* begin EXERCISE MATERIAL *

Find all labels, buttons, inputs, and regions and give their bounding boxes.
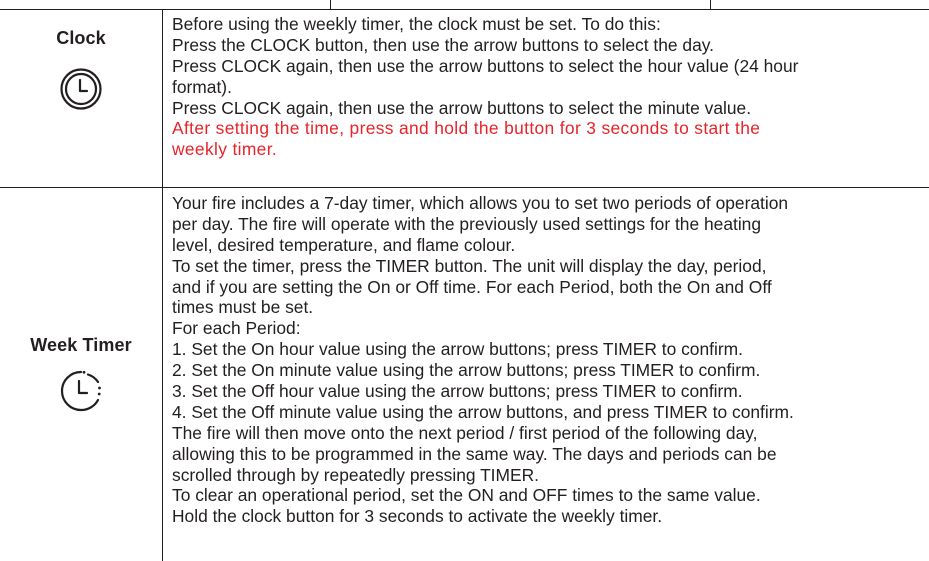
warning-line: weekly timer.	[172, 139, 278, 160]
text-line: 1. Set the On hour value using the arrow…	[172, 339, 743, 360]
text-line: Press CLOCK again, then use the arrow bu…	[172, 55, 799, 76]
text-line: times must be set.	[172, 297, 314, 318]
column-divider	[162, 9, 163, 561]
text-line: per day. The fire will operate with the …	[172, 213, 762, 234]
text-line: 3. Set the Off hour value using the arro…	[172, 381, 743, 402]
text-line: scrolled through by repeatedly pressing …	[172, 464, 539, 485]
text-line: allowing this to be programmed in the sa…	[172, 443, 777, 464]
table-top-border	[0, 9, 929, 10]
text-line: 2. Set the On minute value using the arr…	[172, 360, 761, 381]
text-line: Your fire includes a 7-day timer, which …	[172, 193, 789, 213]
text-line: To clear an operational period, set the …	[172, 485, 761, 506]
text-line: format).	[172, 76, 232, 97]
text-line: Hold the clock button for 3 seconds to a…	[172, 506, 663, 527]
text-line: For each Period:	[172, 318, 301, 339]
text-line: The fire will then move onto the next pe…	[172, 422, 758, 443]
clock-row-label: Clock	[56, 28, 106, 48]
instruction-table: Clock Before using the weekly timer, the…	[0, 0, 929, 561]
warning-line: After setting the time, press and hold t…	[172, 118, 761, 139]
text-line: 4. Set the Off minute value using the ar…	[172, 401, 794, 422]
text-line: To set the timer, press the TIMER button…	[172, 255, 767, 276]
row-divider	[0, 187, 929, 188]
text-line: Before using the weekly timer, the clock…	[172, 14, 661, 34]
clock-row-text: Before using the weekly timer, the clock…	[172, 14, 929, 160]
clock-row-header: Clock	[0, 27, 162, 114]
text-line: Press CLOCK again, then use the arrow bu…	[172, 97, 752, 118]
timer-icon	[60, 370, 101, 412]
text-line: and if you are setting the On or Off tim…	[172, 276, 772, 297]
week-timer-row-text: Your fire includes a 7-day timer, which …	[172, 193, 929, 527]
clock-icon	[60, 68, 102, 110]
text-line: Press the CLOCK button, then use the arr…	[172, 34, 714, 55]
text-line: level, desired temperature, and flame co…	[172, 234, 516, 255]
week-timer-row-header: Week Timer	[0, 334, 162, 414]
week-timer-row-label: Week Timer	[30, 335, 132, 355]
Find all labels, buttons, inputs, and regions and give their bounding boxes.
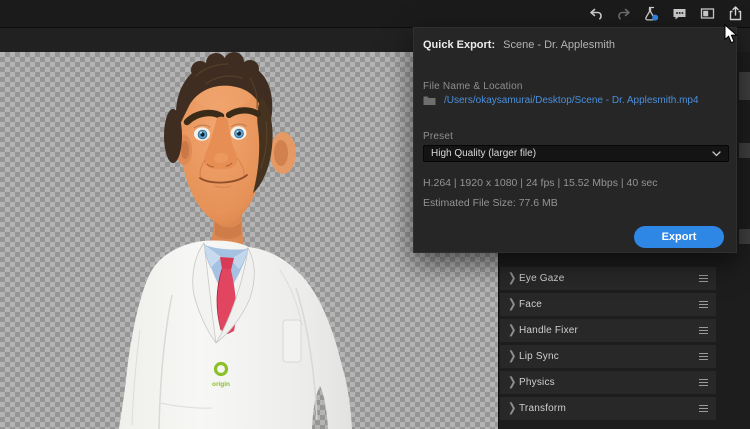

* end EXERCISE MATERIAL *

AIM OF THE TASK:
Please output all of the material above again, line for line and unchanged, but leave out the pictures.

PROBLEM SOLUTION:
Find all labels, buttons, inputs, and regions and give their bounding boxes.
warning-line: weekly timer.	[172, 139, 278, 160]
text-line: 1. Set the On hour value using the arrow…	[172, 339, 743, 360]
text-line: Press CLOCK again, then use the arrow bu…	[172, 55, 799, 76]
text-line: times must be set.	[172, 297, 314, 318]
column-divider	[162, 9, 163, 561]
text-line: per day. The fire will operate with the …	[172, 213, 762, 234]
text-line: 3. Set the Off hour value using the arro…	[172, 381, 743, 402]
text-line: scrolled through by repeatedly pressing …	[172, 464, 539, 485]
text-line: allowing this to be programmed in the sa…	[172, 443, 777, 464]
table-top-border	[0, 9, 929, 10]
text-line: 2. Set the On minute value using the arr…	[172, 360, 761, 381]
text-line: Your fire includes a 7-day timer, which …	[172, 193, 789, 213]
text-line: To clear an operational period, set the …	[172, 485, 761, 506]
text-line: format).	[172, 76, 232, 97]
text-line: Hold the clock button for 3 seconds to a…	[172, 506, 663, 527]
text-line: For each Period:	[172, 318, 301, 339]
text-line: The fire will then move onto the next pe…	[172, 422, 758, 443]
clock-row-label: Clock	[56, 28, 106, 48]
instruction-table: Clock Before using the weekly timer, the…	[0, 0, 929, 561]
warning-line: After setting the time, press and hold t…	[172, 118, 761, 139]
text-line: 4. Set the Off minute value using the ar…	[172, 401, 794, 422]
text-line: To set the timer, press the TIMER button…	[172, 255, 767, 276]
row-divider	[0, 187, 929, 188]
text-line: Before using the weekly timer, the clock…	[172, 14, 661, 34]
clock-row-text: Before using the weekly timer, the clock…	[172, 14, 929, 160]
clock-row-header: Clock	[0, 27, 162, 114]
text-line: Press CLOCK again, then use the arrow bu…	[172, 97, 752, 118]
timer-icon	[60, 370, 101, 412]
text-line: and if you are setting the On or Off tim…	[172, 276, 772, 297]
week-timer-row-text: Your fire includes a 7-day timer, which …	[172, 193, 929, 527]
clock-icon	[60, 68, 102, 110]
text-line: Press the CLOCK button, then use the arr…	[172, 34, 714, 55]
text-line: level, desired temperature, and flame co…	[172, 234, 516, 255]
week-timer-row-header: Week Timer	[0, 334, 162, 414]
week-timer-row-label: Week Timer	[30, 335, 132, 355]
Find all labels, buttons, inputs, and regions and give their bounding boxes.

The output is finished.